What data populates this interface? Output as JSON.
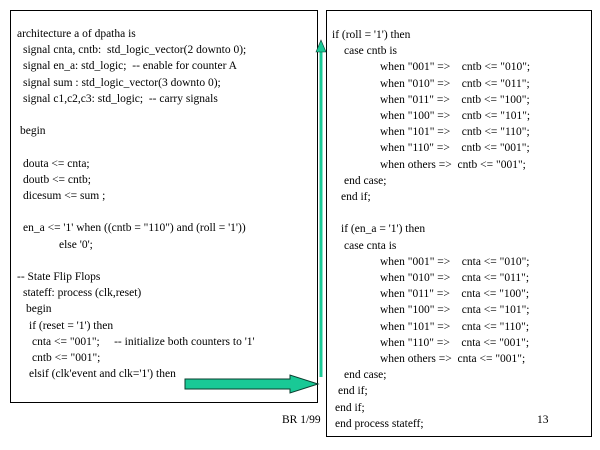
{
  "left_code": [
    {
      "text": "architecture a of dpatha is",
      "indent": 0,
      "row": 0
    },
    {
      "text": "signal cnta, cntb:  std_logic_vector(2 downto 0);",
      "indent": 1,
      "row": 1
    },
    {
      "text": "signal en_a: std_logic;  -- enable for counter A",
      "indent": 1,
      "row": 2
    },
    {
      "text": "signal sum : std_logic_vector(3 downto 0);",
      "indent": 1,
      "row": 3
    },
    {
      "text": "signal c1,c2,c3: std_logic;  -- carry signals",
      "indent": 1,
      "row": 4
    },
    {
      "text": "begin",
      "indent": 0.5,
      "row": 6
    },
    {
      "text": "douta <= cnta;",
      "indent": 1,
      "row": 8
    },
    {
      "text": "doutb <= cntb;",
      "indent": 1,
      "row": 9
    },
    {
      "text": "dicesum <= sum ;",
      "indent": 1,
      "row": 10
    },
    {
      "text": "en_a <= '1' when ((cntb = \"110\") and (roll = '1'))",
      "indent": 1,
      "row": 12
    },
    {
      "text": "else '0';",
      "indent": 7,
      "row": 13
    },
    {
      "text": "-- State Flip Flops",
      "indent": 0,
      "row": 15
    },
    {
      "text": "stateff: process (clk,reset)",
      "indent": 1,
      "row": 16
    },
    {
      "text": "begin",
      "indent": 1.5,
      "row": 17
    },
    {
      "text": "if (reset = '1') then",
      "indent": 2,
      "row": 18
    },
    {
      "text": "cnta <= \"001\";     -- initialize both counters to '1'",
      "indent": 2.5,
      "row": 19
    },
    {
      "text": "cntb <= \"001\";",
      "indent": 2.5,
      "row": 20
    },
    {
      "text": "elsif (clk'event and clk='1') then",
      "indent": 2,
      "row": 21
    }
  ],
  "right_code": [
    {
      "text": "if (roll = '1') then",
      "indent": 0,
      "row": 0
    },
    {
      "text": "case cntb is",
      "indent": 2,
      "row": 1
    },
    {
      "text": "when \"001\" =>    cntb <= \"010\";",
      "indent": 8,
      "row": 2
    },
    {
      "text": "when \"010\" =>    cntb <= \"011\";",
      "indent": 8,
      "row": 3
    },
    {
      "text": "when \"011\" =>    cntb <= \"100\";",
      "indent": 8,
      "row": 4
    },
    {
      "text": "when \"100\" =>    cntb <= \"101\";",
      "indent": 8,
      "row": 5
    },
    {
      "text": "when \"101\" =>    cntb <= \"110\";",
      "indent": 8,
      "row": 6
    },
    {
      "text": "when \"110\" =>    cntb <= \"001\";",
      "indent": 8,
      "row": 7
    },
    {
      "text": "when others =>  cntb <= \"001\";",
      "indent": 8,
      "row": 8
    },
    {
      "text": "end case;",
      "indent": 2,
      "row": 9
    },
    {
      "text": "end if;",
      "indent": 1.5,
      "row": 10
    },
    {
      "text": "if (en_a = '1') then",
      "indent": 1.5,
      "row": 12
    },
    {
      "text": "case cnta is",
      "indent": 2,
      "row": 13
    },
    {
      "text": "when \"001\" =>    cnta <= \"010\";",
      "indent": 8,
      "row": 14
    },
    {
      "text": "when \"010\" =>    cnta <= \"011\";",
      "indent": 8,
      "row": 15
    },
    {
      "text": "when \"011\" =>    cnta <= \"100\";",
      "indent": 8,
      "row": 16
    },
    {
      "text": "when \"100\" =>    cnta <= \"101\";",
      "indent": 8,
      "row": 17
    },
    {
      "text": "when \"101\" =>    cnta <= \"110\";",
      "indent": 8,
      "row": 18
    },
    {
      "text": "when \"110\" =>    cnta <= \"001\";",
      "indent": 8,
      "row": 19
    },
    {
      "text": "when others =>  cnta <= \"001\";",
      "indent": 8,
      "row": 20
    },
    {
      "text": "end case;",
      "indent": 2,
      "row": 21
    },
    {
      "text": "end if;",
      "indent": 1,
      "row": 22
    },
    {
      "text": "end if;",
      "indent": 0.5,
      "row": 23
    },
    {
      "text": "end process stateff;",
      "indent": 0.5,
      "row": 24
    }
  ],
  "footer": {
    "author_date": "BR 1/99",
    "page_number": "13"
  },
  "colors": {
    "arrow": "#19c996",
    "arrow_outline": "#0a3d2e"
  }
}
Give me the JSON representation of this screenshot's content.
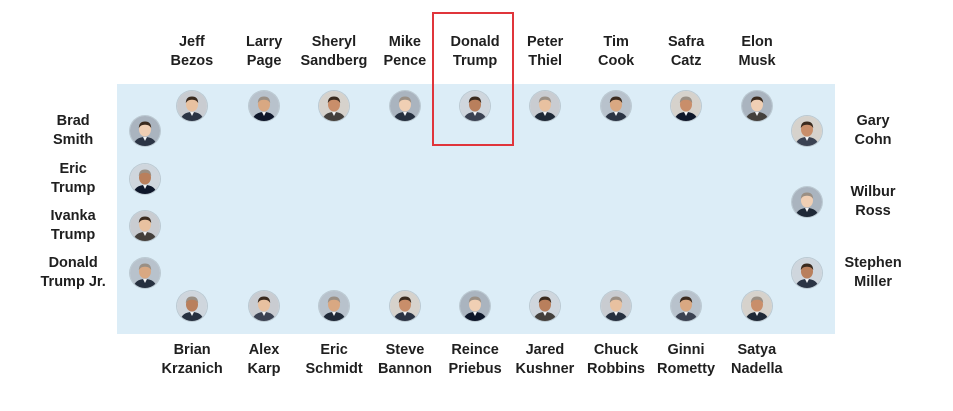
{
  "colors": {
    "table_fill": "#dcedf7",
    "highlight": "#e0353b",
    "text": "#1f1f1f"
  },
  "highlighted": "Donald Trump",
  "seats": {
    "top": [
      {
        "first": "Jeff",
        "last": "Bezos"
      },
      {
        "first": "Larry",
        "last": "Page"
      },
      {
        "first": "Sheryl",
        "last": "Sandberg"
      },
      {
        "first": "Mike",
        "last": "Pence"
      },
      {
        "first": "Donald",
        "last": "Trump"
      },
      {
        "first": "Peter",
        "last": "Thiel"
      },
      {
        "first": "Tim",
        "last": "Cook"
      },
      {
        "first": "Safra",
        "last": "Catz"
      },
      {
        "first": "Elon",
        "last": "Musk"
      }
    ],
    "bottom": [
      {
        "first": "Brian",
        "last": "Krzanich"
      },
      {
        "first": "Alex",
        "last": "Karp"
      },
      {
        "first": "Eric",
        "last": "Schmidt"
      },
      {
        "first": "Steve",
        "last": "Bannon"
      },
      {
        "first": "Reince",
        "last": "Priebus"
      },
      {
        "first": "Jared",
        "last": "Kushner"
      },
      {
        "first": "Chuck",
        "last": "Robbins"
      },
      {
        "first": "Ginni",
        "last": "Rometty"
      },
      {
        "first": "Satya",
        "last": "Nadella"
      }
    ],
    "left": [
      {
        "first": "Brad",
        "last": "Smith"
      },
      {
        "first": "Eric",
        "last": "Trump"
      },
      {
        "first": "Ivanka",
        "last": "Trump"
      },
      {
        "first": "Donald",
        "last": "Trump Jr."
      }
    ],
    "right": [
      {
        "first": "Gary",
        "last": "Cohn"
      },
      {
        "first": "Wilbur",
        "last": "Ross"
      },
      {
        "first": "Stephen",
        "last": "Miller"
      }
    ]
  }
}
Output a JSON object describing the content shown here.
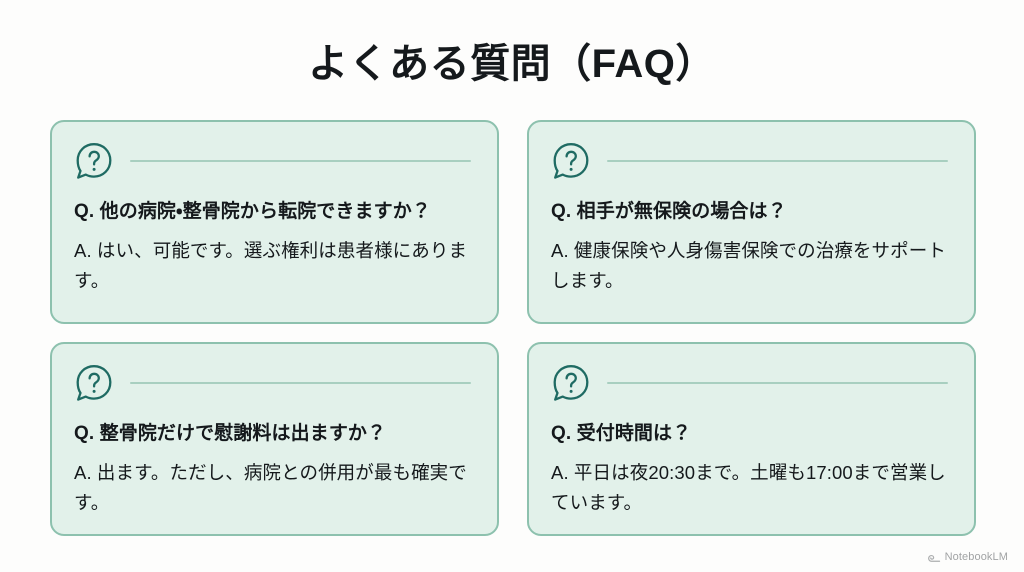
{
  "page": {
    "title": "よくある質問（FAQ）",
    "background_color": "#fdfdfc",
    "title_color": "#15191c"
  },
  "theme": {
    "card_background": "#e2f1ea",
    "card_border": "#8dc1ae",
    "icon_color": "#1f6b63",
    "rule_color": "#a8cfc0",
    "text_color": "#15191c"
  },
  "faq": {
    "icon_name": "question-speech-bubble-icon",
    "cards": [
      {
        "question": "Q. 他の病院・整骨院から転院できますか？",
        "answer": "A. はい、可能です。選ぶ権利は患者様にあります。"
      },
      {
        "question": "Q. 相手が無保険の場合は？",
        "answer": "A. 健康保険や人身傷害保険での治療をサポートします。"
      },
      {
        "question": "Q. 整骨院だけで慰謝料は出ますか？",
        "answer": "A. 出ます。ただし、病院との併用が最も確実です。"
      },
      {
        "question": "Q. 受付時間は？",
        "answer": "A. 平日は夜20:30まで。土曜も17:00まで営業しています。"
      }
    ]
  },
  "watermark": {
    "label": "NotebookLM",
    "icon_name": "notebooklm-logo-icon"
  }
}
◇ ◇ ◇
▶ **Job**
Repeat every record above exactly, but leave out any pictures.

▶ **Exercise output**
What data populates this interface? Output as JSON.
{
  "left_code": [
    {
      "text": "architecture a of dpatha is",
      "indent": 0,
      "row": 0
    },
    {
      "text": "signal cnta, cntb:  std_logic_vector(2 downto 0);",
      "indent": 1,
      "row": 1
    },
    {
      "text": "signal en_a: std_logic;  -- enable for counter A",
      "indent": 1,
      "row": 2
    },
    {
      "text": "signal sum : std_logic_vector(3 downto 0);",
      "indent": 1,
      "row": 3
    },
    {
      "text": "signal c1,c2,c3: std_logic;  -- carry signals",
      "indent": 1,
      "row": 4
    },
    {
      "text": "begin",
      "indent": 0.5,
      "row": 6
    },
    {
      "text": "douta <= cnta;",
      "indent": 1,
      "row": 8
    },
    {
      "text": "doutb <= cntb;",
      "indent": 1,
      "row": 9
    },
    {
      "text": "dicesum <= sum ;",
      "indent": 1,
      "row": 10
    },
    {
      "text": "en_a <= '1' when ((cntb = \"110\") and (roll = '1'))",
      "indent": 1,
      "row": 12
    },
    {
      "text": "else '0';",
      "indent": 7,
      "row": 13
    },
    {
      "text": "-- State Flip Flops",
      "indent": 0,
      "row": 15
    },
    {
      "text": "stateff: process (clk,reset)",
      "indent": 1,
      "row": 16
    },
    {
      "text": "begin",
      "indent": 1.5,
      "row": 17
    },
    {
      "text": "if (reset = '1') then",
      "indent": 2,
      "row": 18
    },
    {
      "text": "cnta <= \"001\";     -- initialize both counters to '1'",
      "indent": 2.5,
      "row": 19
    },
    {
      "text": "cntb <= \"001\";",
      "indent": 2.5,
      "row": 20
    },
    {
      "text": "elsif (clk'event and clk='1') then",
      "indent": 2,
      "row": 21
    }
  ],
  "right_code": [
    {
      "text": "if (roll = '1') then",
      "indent": 0,
      "row": 0
    },
    {
      "text": "case cntb is",
      "indent": 2,
      "row": 1
    },
    {
      "text": "when \"001\" =>    cntb <= \"010\";",
      "indent": 8,
      "row": 2
    },
    {
      "text": "when \"010\" =>    cntb <= \"011\";",
      "indent": 8,
      "row": 3
    },
    {
      "text": "when \"011\" =>    cntb <= \"100\";",
      "indent": 8,
      "row": 4
    },
    {
      "text": "when \"100\" =>    cntb <= \"101\";",
      "indent": 8,
      "row": 5
    },
    {
      "text": "when \"101\" =>    cntb <= \"110\";",
      "indent": 8,
      "row": 6
    },
    {
      "text": "when \"110\" =>    cntb <= \"001\";",
      "indent": 8,
      "row": 7
    },
    {
      "text": "when others =>  cntb <= \"001\";",
      "indent": 8,
      "row": 8
    },
    {
      "text": "end case;",
      "indent": 2,
      "row": 9
    },
    {
      "text": "end if;",
      "indent": 1.5,
      "row": 10
    },
    {
      "text": "if (en_a = '1') then",
      "indent": 1.5,
      "row": 12
    },
    {
      "text": "case cnta is",
      "indent": 2,
      "row": 13
    },
    {
      "text": "when \"001\" =>    cnta <= \"010\";",
      "indent": 8,
      "row": 14
    },
    {
      "text": "when \"010\" =>    cnta <= \"011\";",
      "indent": 8,
      "row": 15
    },
    {
      "text": "when \"011\" =>    cnta <= \"100\";",
      "indent": 8,
      "row": 16
    },
    {
      "text": "when \"100\" =>    cnta <= \"101\";",
      "indent": 8,
      "row": 17
    },
    {
      "text": "when \"101\" =>    cnta <= \"110\";",
      "indent": 8,
      "row": 18
    },
    {
      "text": "when \"110\" =>    cnta <= \"001\";",
      "indent": 8,
      "row": 19
    },
    {
      "text": "when others =>  cnta <= \"001\";",
      "indent": 8,
      "row": 20
    },
    {
      "text": "end case;",
      "indent": 2,
      "row": 21
    },
    {
      "text": "end if;",
      "indent": 1,
      "row": 22
    },
    {
      "text": "end if;",
      "indent": 0.5,
      "row": 23
    },
    {
      "text": "end process stateff;",
      "indent": 0.5,
      "row": 24
    }
  ],
  "footer": {
    "author_date": "BR 1/99",
    "page_number": "13"
  },
  "colors": {
    "arrow": "#19c996",
    "arrow_outline": "#0a3d2e"
  }
}
Give me the JSON representation of this screenshot's content.
{
  "colors": {
    "table_fill": "#dcedf7",
    "highlight": "#e0353b",
    "text": "#1f1f1f"
  },
  "highlighted": "Donald Trump",
  "seats": {
    "top": [
      {
        "first": "Jeff",
        "last": "Bezos"
      },
      {
        "first": "Larry",
        "last": "Page"
      },
      {
        "first": "Sheryl",
        "last": "Sandberg"
      },
      {
        "first": "Mike",
        "last": "Pence"
      },
      {
        "first": "Donald",
        "last": "Trump"
      },
      {
        "first": "Peter",
        "last": "Thiel"
      },
      {
        "first": "Tim",
        "last": "Cook"
      },
      {
        "first": "Safra",
        "last": "Catz"
      },
      {
        "first": "Elon",
        "last": "Musk"
      }
    ],
    "bottom": [
      {
        "first": "Brian",
        "last": "Krzanich"
      },
      {
        "first": "Alex",
        "last": "Karp"
      },
      {
        "first": "Eric",
        "last": "Schmidt"
      },
      {
        "first": "Steve",
        "last": "Bannon"
      },
      {
        "first": "Reince",
        "last": "Priebus"
      },
      {
        "first": "Jared",
        "last": "Kushner"
      },
      {
        "first": "Chuck",
        "last": "Robbins"
      },
      {
        "first": "Ginni",
        "last": "Rometty"
      },
      {
        "first": "Satya",
        "last": "Nadella"
      }
    ],
    "left": [
      {
        "first": "Brad",
        "last": "Smith"
      },
      {
        "first": "Eric",
        "last": "Trump"
      },
      {
        "first": "Ivanka",
        "last": "Trump"
      },
      {
        "first": "Donald",
        "last": "Trump Jr."
      }
    ],
    "right": [
      {
        "first": "Gary",
        "last": "Cohn"
      },
      {
        "first": "Wilbur",
        "last": "Ross"
      },
      {
        "first": "Stephen",
        "last": "Miller"
      }
    ]
  }
}
Output a JSON object describing the content shown here.
{
  "page": {
    "title": "よくある質問（FAQ）",
    "background_color": "#fdfdfc",
    "title_color": "#15191c"
  },
  "theme": {
    "card_background": "#e2f1ea",
    "card_border": "#8dc1ae",
    "icon_color": "#1f6b63",
    "rule_color": "#a8cfc0",
    "text_color": "#15191c"
  },
  "faq": {
    "icon_name": "question-speech-bubble-icon",
    "cards": [
      {
        "question": "Q. 他の病院・整骨院から転院できますか？",
        "answer": "A. はい、可能です。選ぶ権利は患者様にあります。"
      },
      {
        "question": "Q. 相手が無保険の場合は？",
        "answer": "A. 健康保険や人身傷害保険での治療をサポートします。"
      },
      {
        "question": "Q. 整骨院だけで慰謝料は出ますか？",
        "answer": "A. 出ます。ただし、病院との併用が最も確実です。"
      },
      {
        "question": "Q. 受付時間は？",
        "answer": "A. 平日は夜20:30まで。土曜も17:00まで営業しています。"
      }
    ]
  },
  "watermark": {
    "label": "NotebookLM",
    "icon_name": "notebooklm-logo-icon"
  }
}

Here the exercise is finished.